The problem:
Identify the lines that include the word "Deaths", then copy all of them.

Exercise data:
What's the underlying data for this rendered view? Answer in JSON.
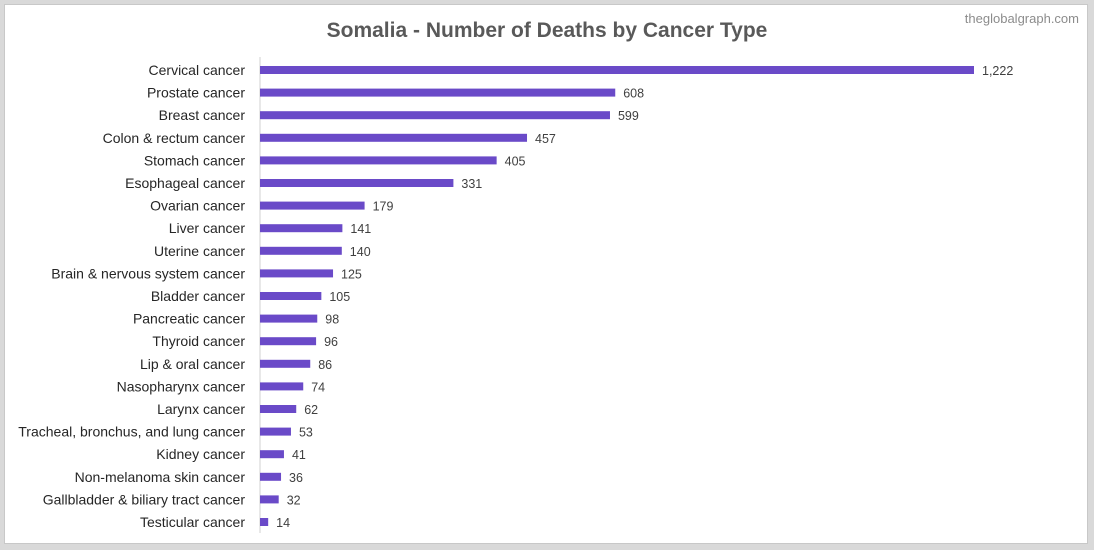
{
  "title": "Somalia - Number of Deaths by Cancer Type",
  "watermark": "theglobalgraph.com",
  "chart_data": {
    "type": "bar",
    "orientation": "horizontal",
    "title": "Somalia - Number of Deaths by Cancer Type",
    "xlabel": "",
    "ylabel": "",
    "grid": false,
    "legend": "none",
    "bar_color": "#6a4ac8",
    "xlim": [
      0,
      1222
    ],
    "categories": [
      "Cervical cancer",
      "Prostate cancer",
      "Breast cancer",
      "Colon & rectum cancer",
      "Stomach cancer",
      "Esophageal cancer",
      "Ovarian cancer",
      "Liver cancer",
      "Uterine cancer",
      "Brain & nervous system cancer",
      "Bladder cancer",
      "Pancreatic cancer",
      "Thyroid cancer",
      "Lip & oral cancer",
      "Nasopharynx cancer",
      "Larynx cancer",
      "Tracheal, bronchus, and lung cancer",
      "Kidney cancer",
      "Non-melanoma skin cancer",
      "Gallbladder & biliary tract cancer",
      "Testicular cancer"
    ],
    "values": [
      1222,
      608,
      599,
      457,
      405,
      331,
      179,
      141,
      140,
      125,
      105,
      98,
      96,
      86,
      74,
      62,
      53,
      41,
      36,
      32,
      14
    ],
    "value_labels": [
      "1,222",
      "608",
      "599",
      "457",
      "405",
      "331",
      "179",
      "141",
      "140",
      "125",
      "105",
      "98",
      "96",
      "86",
      "74",
      "62",
      "53",
      "41",
      "36",
      "32",
      "14"
    ]
  }
}
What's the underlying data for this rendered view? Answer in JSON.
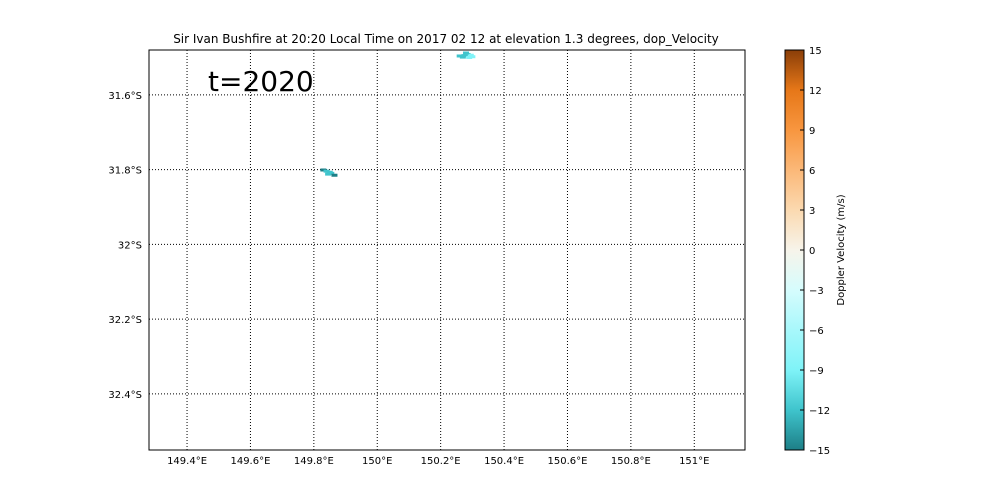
{
  "chart_data": {
    "type": "scatter",
    "title": "Sir Ivan Bushfire at 20:20 Local Time on 2017 02 12 at elevation 1.3 degrees, dop_Velocity",
    "annotation": "t=2020",
    "xlabel": "",
    "ylabel": "",
    "x_ticks": [
      {
        "value": 149.4,
        "label": "149.4°E"
      },
      {
        "value": 149.6,
        "label": "149.6°E"
      },
      {
        "value": 149.8,
        "label": "149.8°E"
      },
      {
        "value": 150.0,
        "label": "150°E"
      },
      {
        "value": 150.2,
        "label": "150.2°E"
      },
      {
        "value": 150.4,
        "label": "150.4°E"
      },
      {
        "value": 150.6,
        "label": "150.6°E"
      },
      {
        "value": 150.8,
        "label": "150.8°E"
      },
      {
        "value": 151.0,
        "label": "151°E"
      }
    ],
    "y_ticks": [
      {
        "value": -31.6,
        "label": "31.6°S"
      },
      {
        "value": -31.8,
        "label": "31.8°S"
      },
      {
        "value": -32.0,
        "label": "32°S"
      },
      {
        "value": -32.2,
        "label": "32.2°S"
      },
      {
        "value": -32.4,
        "label": "32.4°S"
      }
    ],
    "xlim": [
      149.28,
      151.16
    ],
    "ylim": [
      -32.55,
      -31.48
    ],
    "grid": true,
    "points": [
      {
        "lon": 150.26,
        "lat": -31.496,
        "v": -13
      },
      {
        "lon": 150.275,
        "lat": -31.495,
        "v": -12
      },
      {
        "lon": 150.285,
        "lat": -31.492,
        "v": -11
      },
      {
        "lon": 150.295,
        "lat": -31.494,
        "v": -10
      },
      {
        "lon": 150.29,
        "lat": -31.5,
        "v": -10
      },
      {
        "lon": 150.28,
        "lat": -31.488,
        "v": -11
      },
      {
        "lon": 150.3,
        "lat": -31.498,
        "v": -9
      },
      {
        "lon": 150.27,
        "lat": -31.499,
        "v": -12
      },
      {
        "lon": 149.83,
        "lat": -31.801,
        "v": -14
      },
      {
        "lon": 149.84,
        "lat": -31.804,
        "v": -13
      },
      {
        "lon": 149.85,
        "lat": -31.807,
        "v": -12
      },
      {
        "lon": 149.855,
        "lat": -31.81,
        "v": -13
      },
      {
        "lon": 149.865,
        "lat": -31.815,
        "v": -14
      },
      {
        "lon": 149.845,
        "lat": -31.812,
        "v": -11
      }
    ],
    "colorbar": {
      "label": "Doppler Velocity (m/s)",
      "range": [
        -15,
        15
      ],
      "ticks": [
        {
          "value": 15,
          "label": "15"
        },
        {
          "value": 12,
          "label": "12"
        },
        {
          "value": 9,
          "label": "9"
        },
        {
          "value": 6,
          "label": "6"
        },
        {
          "value": 3,
          "label": "3"
        },
        {
          "value": 0,
          "label": "0"
        },
        {
          "value": -3,
          "label": "−3"
        },
        {
          "value": -6,
          "label": "−6"
        },
        {
          "value": -9,
          "label": "−9"
        },
        {
          "value": -12,
          "label": "−12"
        },
        {
          "value": -15,
          "label": "−15"
        }
      ],
      "colors": [
        {
          "value": -15,
          "color": "#1d7f87"
        },
        {
          "value": -12,
          "color": "#3fc4cc"
        },
        {
          "value": -9,
          "color": "#7ff3f8"
        },
        {
          "value": -6,
          "color": "#a8f8fb"
        },
        {
          "value": -3,
          "color": "#d6fcfd"
        },
        {
          "value": 0,
          "color": "#f7f4ea"
        },
        {
          "value": 3,
          "color": "#fbd9b0"
        },
        {
          "value": 6,
          "color": "#fbb878"
        },
        {
          "value": 9,
          "color": "#f8963f"
        },
        {
          "value": 12,
          "color": "#e67718"
        },
        {
          "value": 15,
          "color": "#8a3e08"
        }
      ]
    }
  }
}
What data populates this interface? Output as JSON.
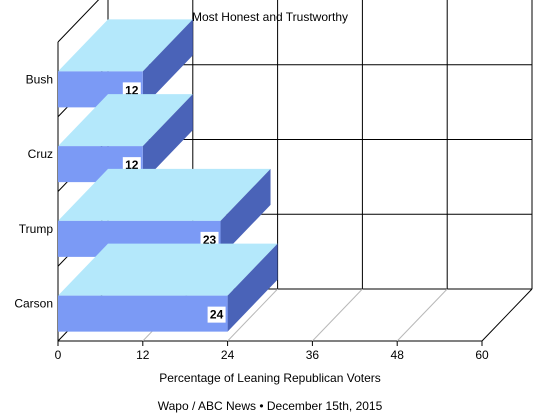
{
  "chart_data": {
    "type": "bar",
    "orientation": "horizontal",
    "style": "3d",
    "title": "Most Honest and Trustworthy",
    "xlabel": "Percentage of Leaning Republican Voters",
    "ylabel": "",
    "source": "Wapo / ABC News • December 15th, 2015",
    "categories": [
      "Carson",
      "Trump",
      "Cruz",
      "Bush"
    ],
    "values": [
      24,
      23,
      12,
      12
    ],
    "value_labels": [
      "24",
      "23",
      "12",
      "12"
    ],
    "xticks": [
      "0",
      "12",
      "24",
      "36",
      "48",
      "60"
    ],
    "xlim": [
      0,
      60
    ],
    "grid": true,
    "legend": "none",
    "colors": {
      "bar_front": "#7b9af5",
      "bar_top": "#b4e8fb",
      "bar_side": "#4a63b8",
      "grid": "#000000",
      "floor_grid": "#b8b8b8"
    }
  }
}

Task answer:
  "title": "Somalia - Number of Deaths by Cancer Type",
    "title": "Somalia - Number of Deaths by Cancer Type",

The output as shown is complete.